* BEGIN Task material *

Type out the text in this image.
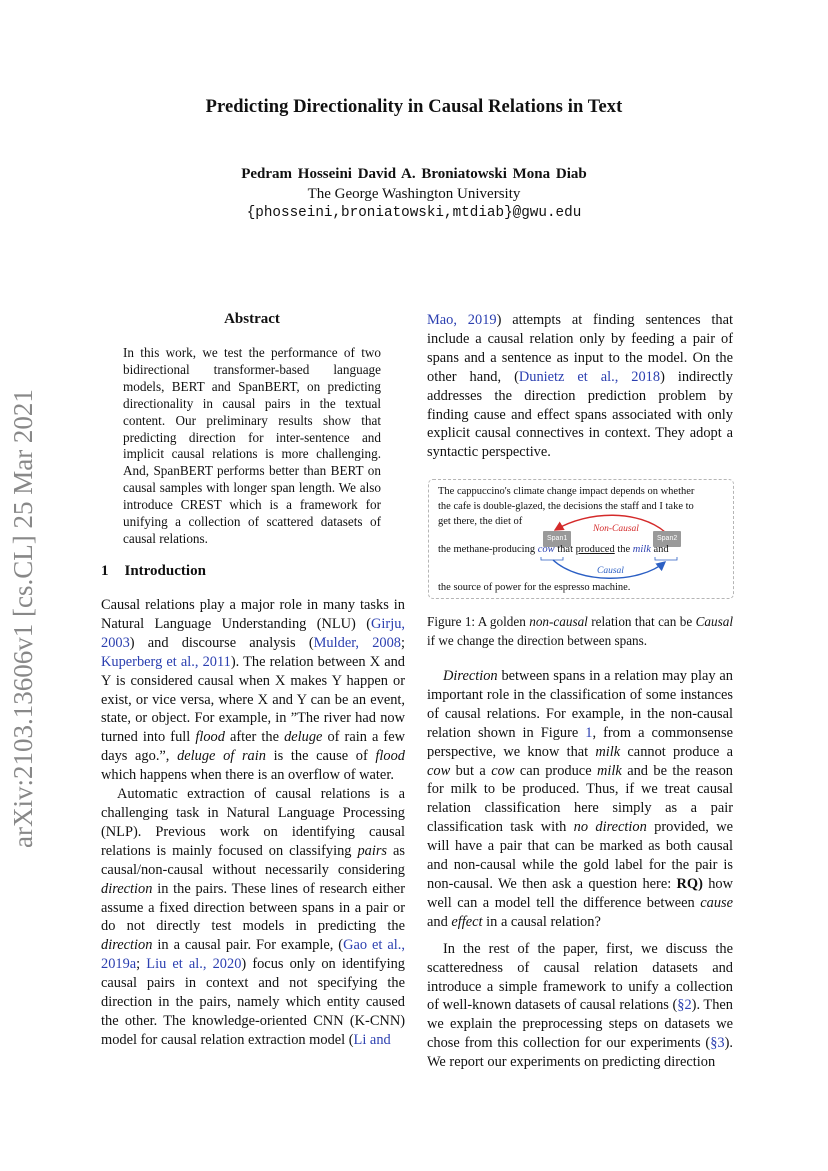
arXiv:2103.13606v1 [cs.CL] 25 Mar 2021
Predicting Directionality in Causal Relations in Text
Pedram Hosseini David A. Broniatowski Mona Diab
The George Washington University
{phosseini,broniatowski,mtdiab}@gwu.edu
Abstract

In this work, we test the performance of two bidirectional transformer-based language models, BERT and SpanBERT, on predicting directionality in causal pairs in the textual content. Our preliminary results show that predicting direction for inter-sentence and implicit causal relations is more challenging. And, SpanBERT performs better than BERT on causal samples with longer span length. We also introduce CREST which is a framework for unifying a collection of scattered datasets of causal relations.

1 Introduction

Causal relations play a major role in many tasks in Natural Language Understanding (NLU) (Girju, 2003) and discourse analysis (Mulder, 2008; Kuperberg et al., 2011). The relation between X and Y is considered causal when X makes Y happen or exist, or vice versa, where X and Y can be an event, state, or object. For example, in ”The river had now turned into full flood after the deluge of rain a few days ago.”, deluge of rain is the cause of flood which happens when there is an overflow of water.

Automatic extraction of causal relations is a challenging task in Natural Language Processing (NLP). Previous work on identifying causal relations is mainly focused on classifying pairs as causal/non-causal without necessarily considering direction in the pairs. These lines of research either assume a fixed direction between spans in a pair or do not directly test models in predicting the direction in a causal pair. For example, (Gao et al., 2019a; Liu et al., 2020) focus only on identifying causal pairs in context and not specifying the direction in the pairs, namely which entity caused the other. The knowledge-oriented CNN (K-CNN) model for causal relation extraction model (Li and

Mao, 2019) attempts at finding sentences that include a causal relation only by feeding a pair of spans and a sentence as input to the model. On the other hand, (Dunietz et al., 2018) indirectly addresses the direction prediction problem by finding cause and effect spans associated with only explicit causal connectives in context. They adopt a syntactic perspective.

The cappuccino's climate change impact depends on whether
the cafe is double-glazed, the decisions the staff and I take to
get there, the diet of
Span1	Span2
Non-Causal
Causal
the methane-producing cow that produced the milk and
the source of power for the espresso machine.

Figure 1: A golden non-causal relation that can be Causal if we change the direction between spans.

Direction between spans in a relation may play an important role in the classification of some instances of causal relations. For example, in the non-causal relation shown in Figure 1, from a commonsense perspective, we know that milk cannot produce a cow but a cow can produce milk and be the reason for milk to be produced. Thus, if we treat causal relation classification here simply as a pair classification task with no direction provided, we will have a pair that can be marked as both causal and non-causal while the gold label for the pair is non-causal. We then ask a question here: RQ) how well can a model tell the difference between cause and effect in a causal relation?

In the rest of the paper, first, we discuss the scatteredness of causal relation datasets and introduce a simple framework to unify a collection of well-known datasets of causal relations (§2). Then we explain the preprocessing steps on datasets we chose from this collection for our experiments (§3). We report our experiments on predicting direction
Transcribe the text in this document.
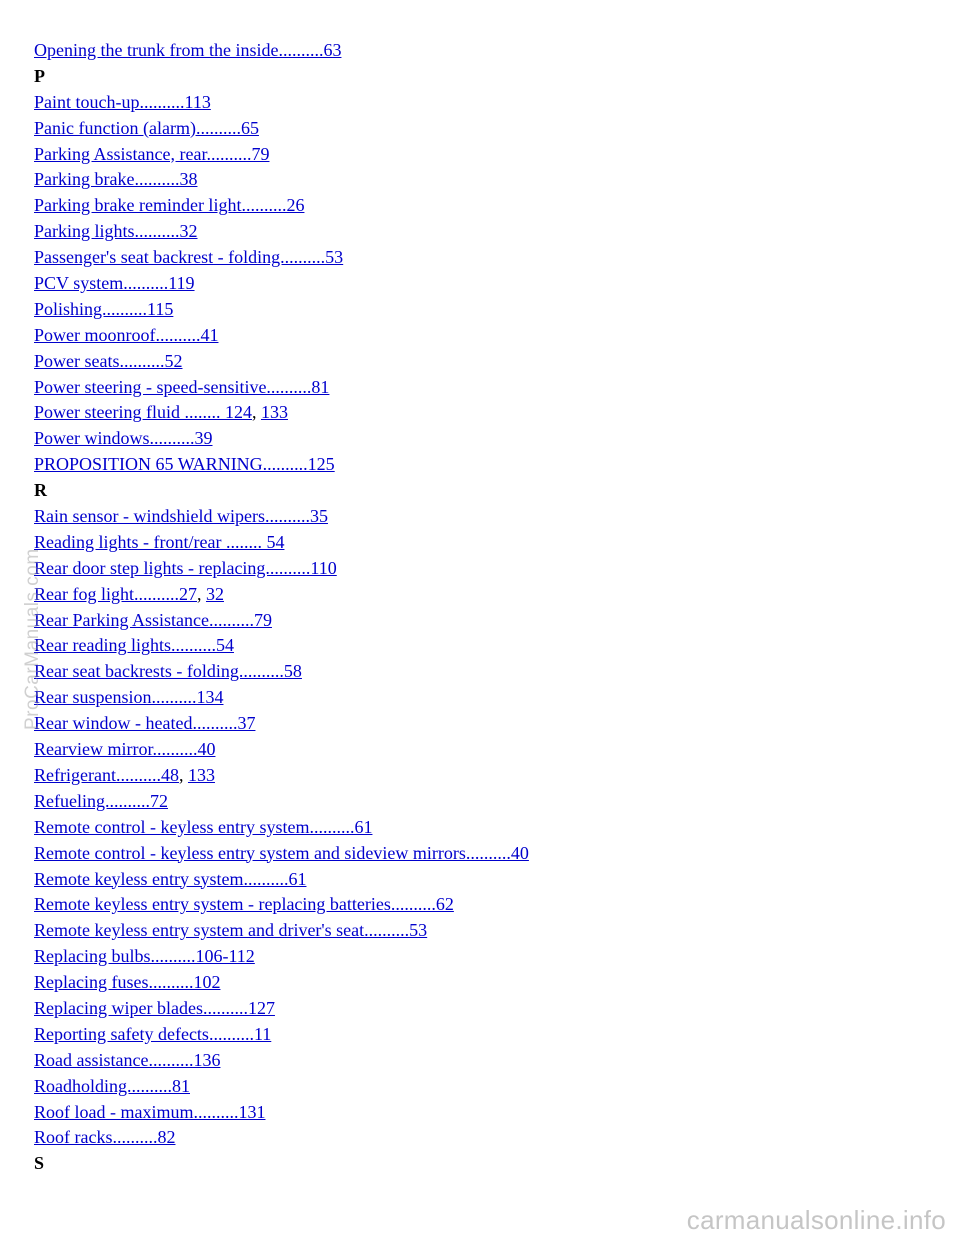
Opening the trunk from the inside..........63
P
Paint touch-up..........113
Panic function (alarm)..........65
Parking Assistance, rear..........79
Parking brake..........38
Parking brake reminder light..........26
Parking lights..........32
Passenger's seat backrest - folding..........53
PCV system..........119
Polishing..........115
Power moonroof..........41
Power seats..........52
Power steering - speed-sensitive..........81
Power steering fluid ........ 124, 133
Power windows..........39
PROPOSITION 65 WARNING..........125
R
Rain sensor - windshield wipers..........35
Reading lights - front/rear ........ 54
Rear door step lights - replacing..........110
Rear fog light..........27, 32
Rear Parking Assistance..........79
Rear reading lights..........54
Rear seat backrests - folding..........58
Rear suspension..........134
Rear window - heated..........37
Rearview mirror..........40
Refrigerant..........48, 133
Refueling..........72
Remote control - keyless entry system..........61
Remote control - keyless entry system and sideview mirrors..........40
Remote keyless entry system..........61
Remote keyless entry system - replacing batteries..........62
Remote keyless entry system and driver's seat..........53
Replacing bulbs..........106-112
Replacing fuses..........102
Replacing wiper blades..........127
Reporting safety defects..........11
Road assistance..........136
Roadholding..........81
Roof load - maximum..........131
Roof racks..........82
S
ProCarManuals.com
carmanualsonline.info
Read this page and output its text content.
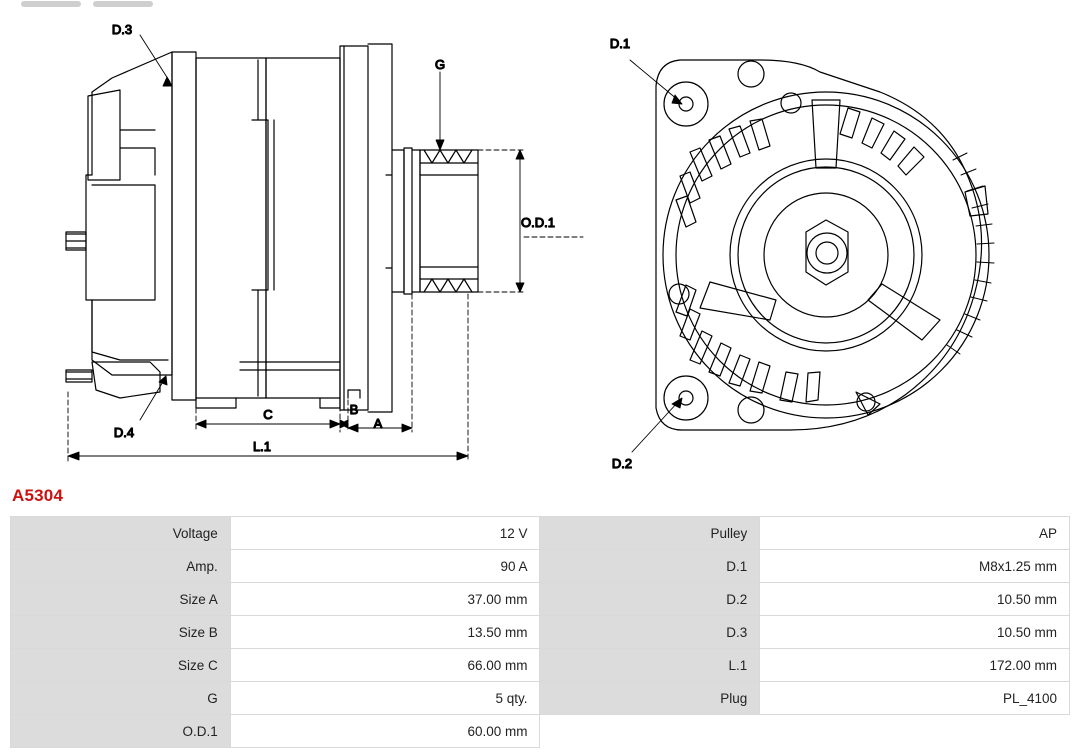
O.D.1
G
D.3
D.4
C	B
A
L.1
D.1
D.2
A5304
Voltage	12 V	Pulley	AP
Amp.	90 A	D.1	M8x1.25 mm
Size A	37.00 mm	D.2	10.50 mm
Size B	13.50 mm	D.3	10.50 mm
Size C	66.00 mm	L.1	172.00 mm
G	5 qty.	Plug	PL_4100
O.D.1	60.00 mm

* END Task material *

Exercise requirements ▸ Copy out all of the material exactly as written, without its pictures.

Response to the task ▸
Type out the text in this image.
arXiv:2103.13606v1 [cs.CL] 25 Mar 2021
Predicting Directionality in Causal Relations in Text
Pedram Hosseini David A. Broniatowski Mona Diab
The George Washington University
{phosseini,broniatowski,mtdiab}@gwu.edu
Abstract

In this work, we test the performance of two bidirectional transformer-based language models, BERT and SpanBERT, on predicting directionality in causal pairs in the textual content. Our preliminary results show that predicting direction for inter-sentence and implicit causal relations is more challenging. And, SpanBERT performs better than BERT on causal samples with longer span length. We also introduce CREST which is a framework for unifying a collection of scattered datasets of causal relations.

1 Introduction

Causal relations play a major role in many tasks in Natural Language Understanding (NLU) (Girju, 2003) and discourse analysis (Mulder, 2008; Kuperberg et al., 2011). The relation between X and Y is considered causal when X makes Y happen or exist, or vice versa, where X and Y can be an event, state, or object. For example, in ”The river had now turned into full flood after the deluge of rain a few days ago.”, deluge of rain is the cause of flood which happens when there is an overflow of water.

Automatic extraction of causal relations is a challenging task in Natural Language Processing (NLP). Previous work on identifying causal relations is mainly focused on classifying pairs as causal/non-causal without necessarily considering direction in the pairs. These lines of research either assume a fixed direction between spans in a pair or do not directly test models in predicting the direction in a causal pair. For example, (Gao et al., 2019a; Liu et al., 2020) focus only on identifying causal pairs in context and not specifying the direction in the pairs, namely which entity caused the other. The knowledge-oriented CNN (K-CNN) model for causal relation extraction model (Li and

Mao, 2019) attempts at finding sentences that include a causal relation only by feeding a pair of spans and a sentence as input to the model. On the other hand, (Dunietz et al., 2018) indirectly addresses the direction prediction problem by finding cause and effect spans associated with only explicit causal connectives in context. They adopt a syntactic perspective.

The cappuccino's climate change impact depends on whether
the cafe is double-glazed, the decisions the staff and I take to
get there, the diet of
Span1	Span2
Non-Causal
Causal
the methane-producing cow that produced the milk and
the source of power for the espresso machine.

Figure 1: A golden non-causal relation that can be Causal if we change the direction between spans.

Direction between spans in a relation may play an important role in the classification of some instances of causal relations. For example, in the non-causal relation shown in Figure 1, from a commonsense perspective, we know that milk cannot produce a cow but a cow can produce milk and be the reason for milk to be produced. Thus, if we treat causal relation classification here simply as a pair classification task with no direction provided, we will have a pair that can be marked as both causal and non-causal while the gold label for the pair is non-causal. We then ask a question here: RQ) how well can a model tell the difference between cause and effect in a causal relation?

In the rest of the paper, first, we discuss the scatteredness of causal relation datasets and introduce a simple framework to unify a collection of well-known datasets of causal relations (§2). Then we explain the preprocessing steps on datasets we chose from this collection for our experiments (§3). We report our experiments on predicting direction
Transcribe the text in this document.
Opening the trunk from the inside..........63
P
Paint touch-up..........113
Panic function (alarm)..........65
Parking Assistance, rear..........79
Parking brake..........38
Parking brake reminder light..........26
Parking lights..........32
Passenger's seat backrest - folding..........53
PCV system..........119
Polishing..........115
Power moonroof..........41
Power seats..........52
Power steering - speed-sensitive..........81
Power steering fluid ........ 124, 133
Power windows..........39
PROPOSITION 65 WARNING..........125
R
Rain sensor - windshield wipers..........35
Reading lights - front/rear ........ 54
Rear door step lights - replacing..........110
Rear fog light..........27, 32
Rear Parking Assistance..........79
Rear reading lights..........54
Rear seat backrests - folding..........58
Rear suspension..........134
Rear window - heated..........37
Rearview mirror..........40
Refrigerant..........48, 133
Refueling..........72
Remote control - keyless entry system..........61
Remote control - keyless entry system and sideview mirrors..........40
Remote keyless entry system..........61
Remote keyless entry system - replacing batteries..........62
Remote keyless entry system and driver's seat..........53
Replacing bulbs..........106-112
Replacing fuses..........102
Replacing wiper blades..........127
Reporting safety defects..........11
Road assistance..........136
Roadholding..........81
Roof load - maximum..........131
Roof racks..........82
S
ProCarManuals.com
carmanualsonline.info
Read this page and output its text content.
O.D.1
G
D.3
D.4
C	B
A
L.1
D.1
D.2
A5304
Voltage	12 V	Pulley	AP
Amp.	90 A	D.1	M8x1.25 mm
Size A	37.00 mm	D.2	10.50 mm
Size B	13.50 mm	D.3	10.50 mm
Size C	66.00 mm	L.1	172.00 mm
G	5 qty.	Plug	PL_4100
O.D.1	60.00 mm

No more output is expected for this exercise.